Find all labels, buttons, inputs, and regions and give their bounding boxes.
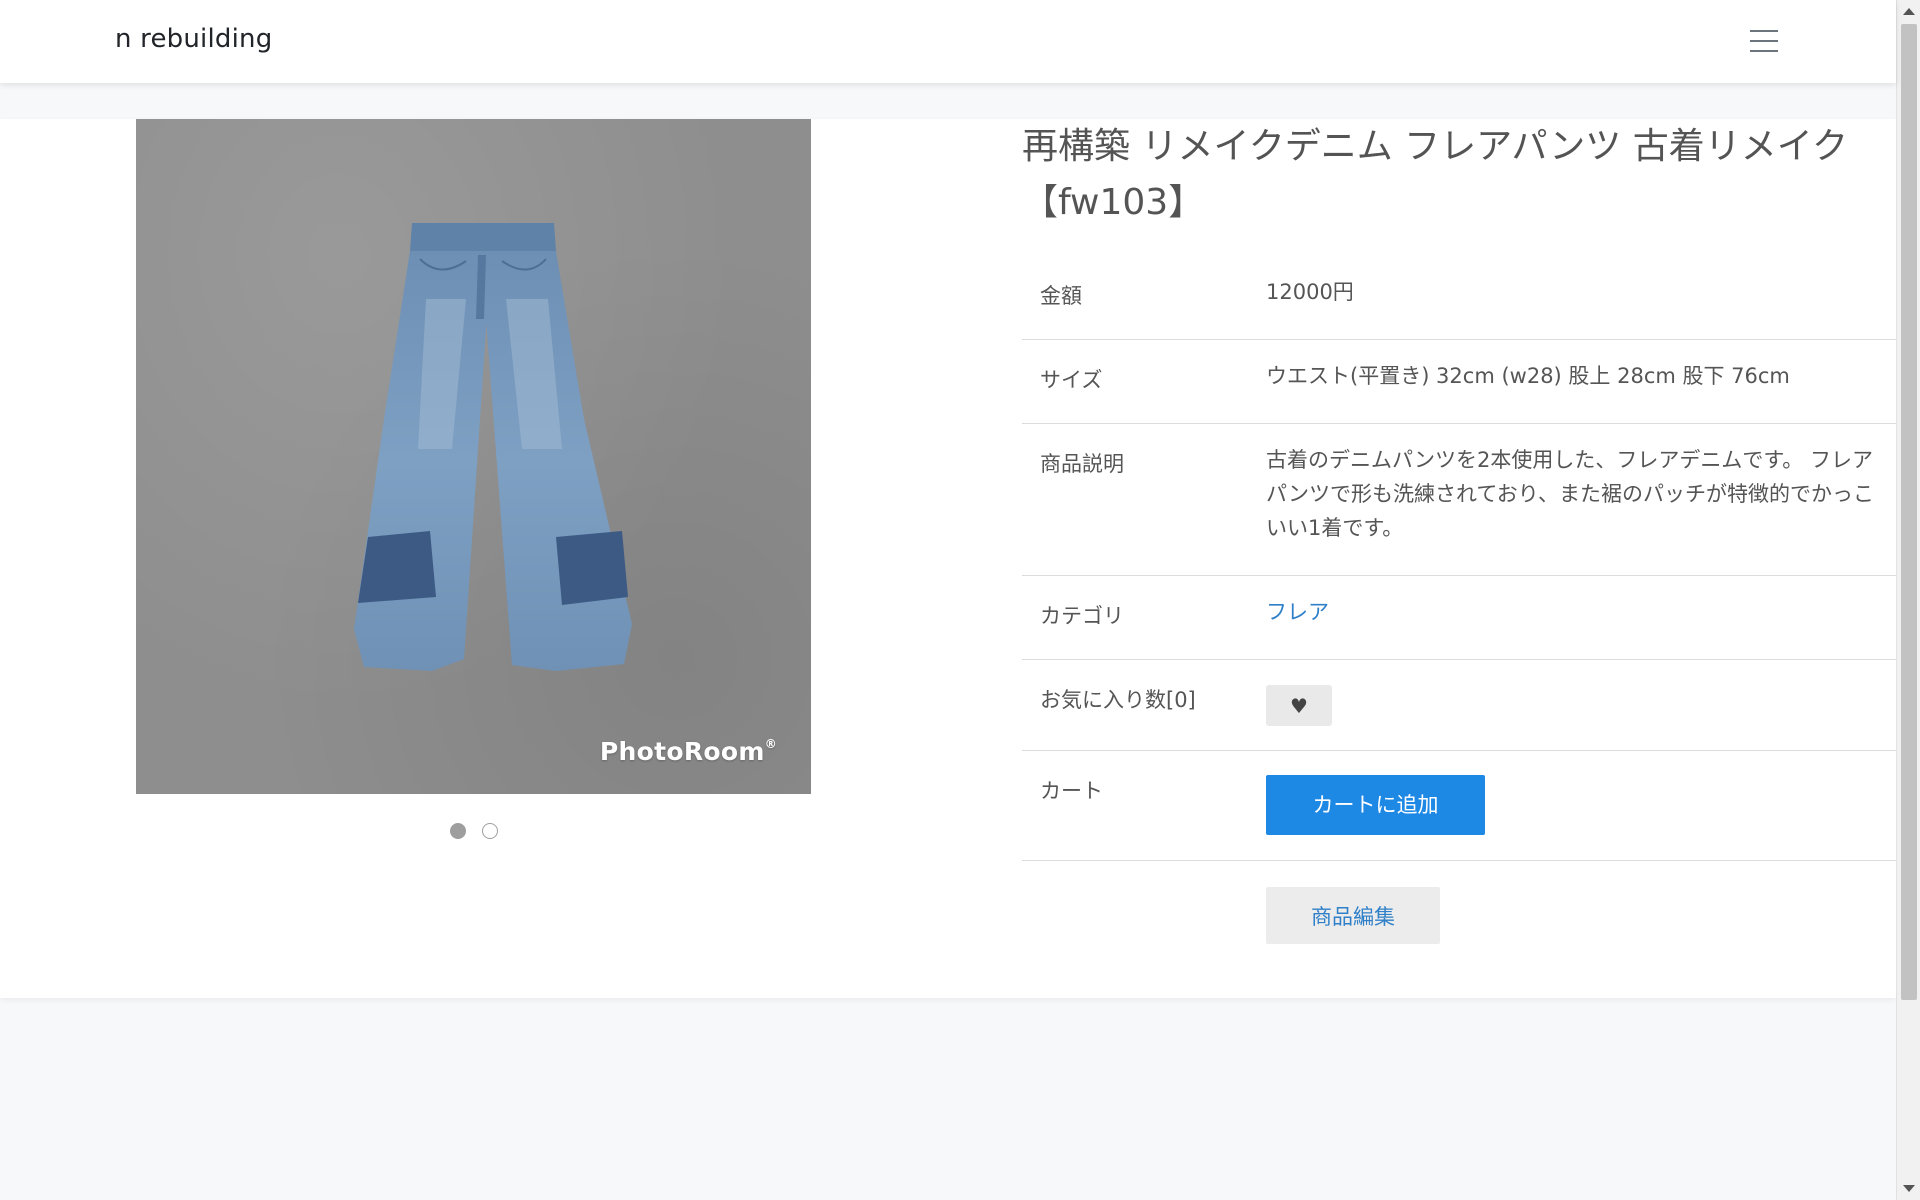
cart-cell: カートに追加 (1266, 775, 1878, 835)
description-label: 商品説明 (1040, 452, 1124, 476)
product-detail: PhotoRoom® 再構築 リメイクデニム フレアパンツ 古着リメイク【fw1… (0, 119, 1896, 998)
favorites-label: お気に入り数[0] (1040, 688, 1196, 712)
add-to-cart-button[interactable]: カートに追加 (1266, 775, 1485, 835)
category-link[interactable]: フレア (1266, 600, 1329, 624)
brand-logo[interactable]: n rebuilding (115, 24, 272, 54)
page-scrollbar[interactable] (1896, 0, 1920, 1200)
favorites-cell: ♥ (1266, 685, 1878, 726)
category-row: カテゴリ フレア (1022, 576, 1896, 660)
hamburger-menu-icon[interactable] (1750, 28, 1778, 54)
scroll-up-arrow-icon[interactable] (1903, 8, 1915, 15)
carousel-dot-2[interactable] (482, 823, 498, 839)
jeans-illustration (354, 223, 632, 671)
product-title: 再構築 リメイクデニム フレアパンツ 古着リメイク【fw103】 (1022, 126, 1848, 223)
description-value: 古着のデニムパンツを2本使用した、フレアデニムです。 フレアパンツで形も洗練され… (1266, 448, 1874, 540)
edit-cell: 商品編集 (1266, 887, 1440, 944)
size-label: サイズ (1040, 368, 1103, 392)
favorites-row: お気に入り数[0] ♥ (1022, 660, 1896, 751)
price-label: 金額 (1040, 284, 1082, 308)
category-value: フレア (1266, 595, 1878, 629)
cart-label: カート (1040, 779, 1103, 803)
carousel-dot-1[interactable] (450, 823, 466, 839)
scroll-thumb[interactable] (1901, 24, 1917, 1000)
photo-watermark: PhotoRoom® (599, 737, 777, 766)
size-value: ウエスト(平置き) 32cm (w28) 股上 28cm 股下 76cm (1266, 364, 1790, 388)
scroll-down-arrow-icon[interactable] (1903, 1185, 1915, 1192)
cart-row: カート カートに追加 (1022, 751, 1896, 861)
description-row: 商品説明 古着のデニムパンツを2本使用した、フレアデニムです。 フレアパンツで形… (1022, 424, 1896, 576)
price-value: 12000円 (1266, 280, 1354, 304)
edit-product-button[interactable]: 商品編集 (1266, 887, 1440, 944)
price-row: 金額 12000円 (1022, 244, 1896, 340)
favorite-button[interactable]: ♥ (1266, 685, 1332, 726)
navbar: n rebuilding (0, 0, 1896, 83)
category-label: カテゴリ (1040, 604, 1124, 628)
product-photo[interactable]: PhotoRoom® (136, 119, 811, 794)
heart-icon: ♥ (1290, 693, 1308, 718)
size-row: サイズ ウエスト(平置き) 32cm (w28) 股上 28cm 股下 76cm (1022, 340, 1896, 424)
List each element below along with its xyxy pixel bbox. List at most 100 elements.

*****

» Problem description: Copy every line of the records above word for word, leaving out the pictures.

» Written response:
Find all labels, buttons, inputs, and regions and give their bounding boxes.
cart-cell: カートに追加 (1266, 775, 1878, 835)
description-label: 商品説明 (1040, 452, 1124, 476)
product-detail: PhotoRoom® 再構築 リメイクデニム フレアパンツ 古着リメイク【fw1… (0, 119, 1896, 998)
favorites-label: お気に入り数[0] (1040, 688, 1196, 712)
add-to-cart-button[interactable]: カートに追加 (1266, 775, 1485, 835)
category-link[interactable]: フレア (1266, 600, 1329, 624)
brand-logo[interactable]: n rebuilding (115, 24, 272, 54)
page-scrollbar[interactable] (1896, 0, 1920, 1200)
favorites-cell: ♥ (1266, 685, 1878, 726)
category-row: カテゴリ フレア (1022, 576, 1896, 660)
hamburger-menu-icon[interactable] (1750, 28, 1778, 54)
scroll-up-arrow-icon[interactable] (1903, 8, 1915, 15)
carousel-dot-2[interactable] (482, 823, 498, 839)
jeans-illustration (354, 223, 632, 671)
product-title: 再構築 リメイクデニム フレアパンツ 古着リメイク【fw103】 (1022, 126, 1848, 223)
description-value: 古着のデニムパンツを2本使用した、フレアデニムです。 フレアパンツで形も洗練され… (1266, 448, 1874, 540)
edit-cell: 商品編集 (1266, 887, 1440, 944)
size-label: サイズ (1040, 368, 1103, 392)
favorites-row: お気に入り数[0] ♥ (1022, 660, 1896, 751)
price-label: 金額 (1040, 284, 1082, 308)
category-value: フレア (1266, 595, 1878, 629)
cart-label: カート (1040, 779, 1103, 803)
carousel-dot-1[interactable] (450, 823, 466, 839)
scroll-thumb[interactable] (1901, 24, 1917, 1000)
photo-watermark: PhotoRoom® (599, 737, 777, 766)
size-value: ウエスト(平置き) 32cm (w28) 股上 28cm 股下 76cm (1266, 364, 1790, 388)
scroll-down-arrow-icon[interactable] (1903, 1185, 1915, 1192)
cart-row: カート カートに追加 (1022, 751, 1896, 861)
description-row: 商品説明 古着のデニムパンツを2本使用した、フレアデニムです。 フレアパンツで形… (1022, 424, 1896, 576)
price-value: 12000円 (1266, 280, 1354, 304)
edit-product-button[interactable]: 商品編集 (1266, 887, 1440, 944)
price-row: 金額 12000円 (1022, 244, 1896, 340)
favorite-button[interactable]: ♥ (1266, 685, 1332, 726)
navbar: n rebuilding (0, 0, 1896, 83)
category-label: カテゴリ (1040, 604, 1124, 628)
product-photo[interactable]: PhotoRoom® (136, 119, 811, 794)
heart-icon: ♥ (1290, 693, 1308, 718)
size-row: サイズ ウエスト(平置き) 32cm (w28) 股上 28cm 股下 76cm (1022, 340, 1896, 424)
List each element below along with its xyxy pixel bbox. List at most 100 elements.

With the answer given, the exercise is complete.